**Data supplied**
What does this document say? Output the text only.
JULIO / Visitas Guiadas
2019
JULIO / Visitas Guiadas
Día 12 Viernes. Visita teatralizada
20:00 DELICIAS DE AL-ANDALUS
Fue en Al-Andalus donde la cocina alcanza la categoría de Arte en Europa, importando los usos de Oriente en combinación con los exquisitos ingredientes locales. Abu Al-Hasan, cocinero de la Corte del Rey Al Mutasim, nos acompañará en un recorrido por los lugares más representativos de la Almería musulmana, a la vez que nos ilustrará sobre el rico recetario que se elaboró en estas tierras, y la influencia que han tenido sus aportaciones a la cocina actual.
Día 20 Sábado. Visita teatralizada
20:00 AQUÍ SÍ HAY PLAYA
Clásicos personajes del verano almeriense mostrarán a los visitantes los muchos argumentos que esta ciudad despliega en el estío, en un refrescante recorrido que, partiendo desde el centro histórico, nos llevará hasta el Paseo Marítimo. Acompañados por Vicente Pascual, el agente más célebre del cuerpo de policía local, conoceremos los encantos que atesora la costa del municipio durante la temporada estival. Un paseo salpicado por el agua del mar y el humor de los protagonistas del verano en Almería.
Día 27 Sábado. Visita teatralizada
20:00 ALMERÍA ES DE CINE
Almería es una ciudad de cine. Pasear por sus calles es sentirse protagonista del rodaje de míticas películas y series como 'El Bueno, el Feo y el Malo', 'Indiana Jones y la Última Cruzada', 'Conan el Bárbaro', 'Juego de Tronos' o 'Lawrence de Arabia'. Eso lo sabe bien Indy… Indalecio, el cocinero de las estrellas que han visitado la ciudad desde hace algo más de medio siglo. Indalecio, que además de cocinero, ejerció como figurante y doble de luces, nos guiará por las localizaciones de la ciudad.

**Short task**
Would you write down every record again, exactly?

**Answer to the task**
What does this document say? Output the text only.
JULIO / Visitas Guiadas
2019
JULIO / Visitas Guiadas
Día 12 Viernes. Visita teatralizada
20:00 DELICIAS DE AL-ANDALUS
Fue en Al-Andalus donde la cocina alcanza la categoría de Arte en Europa, importando los usos de Oriente en combinación con los exquisitos ingredientes locales. Abu Al-Hasan, cocinero de la Corte del Rey Al Mutasim, nos acompañará en un recorrido por los lugares más representativos de la Almería musulmana, a la vez que nos ilustrará sobre el rico recetario que se elaboró en estas tierras, y la influencia que han tenido sus aportaciones a la cocina actual.
Día 20 Sábado. Visita teatralizada
20:00 AQUÍ SÍ HAY PLAYA
Clásicos personajes del verano almeriense mostrarán a los visitantes los muchos argumentos que esta ciudad despliega en el estío, en un refrescante recorrido que, partiendo desde el centro histórico, nos llevará hasta el Paseo Marítimo. Acompañados por Vicente Pascual, el agente más célebre del cuerpo de policía local, conoceremos los encantos que atesora la costa del municipio durante la temporada estival. Un paseo salpicado por el agua del mar y el humor de los protagonistas del verano en Almería.
Día 27 Sábado. Visita teatralizada
20:00 ALMERÍA ES DE CINE
Almería es una ciudad de cine. Pasear por sus calles es sentirse protagonista del rodaje de míticas películas y series como 'El Bueno, el Feo y el Malo', 'Indiana Jones y la Última Cruzada', 'Conan el Bárbaro', 'Juego de Tronos' o 'Lawrence de Arabia'. Eso lo sabe bien Indy… Indalecio, el cocinero de las estrellas que han visitado la ciudad desde hace algo más de medio siglo. Indalecio, que además de cocinero, ejerció como figurante y doble de luces, nos guiará por las localizaciones de la ciudad.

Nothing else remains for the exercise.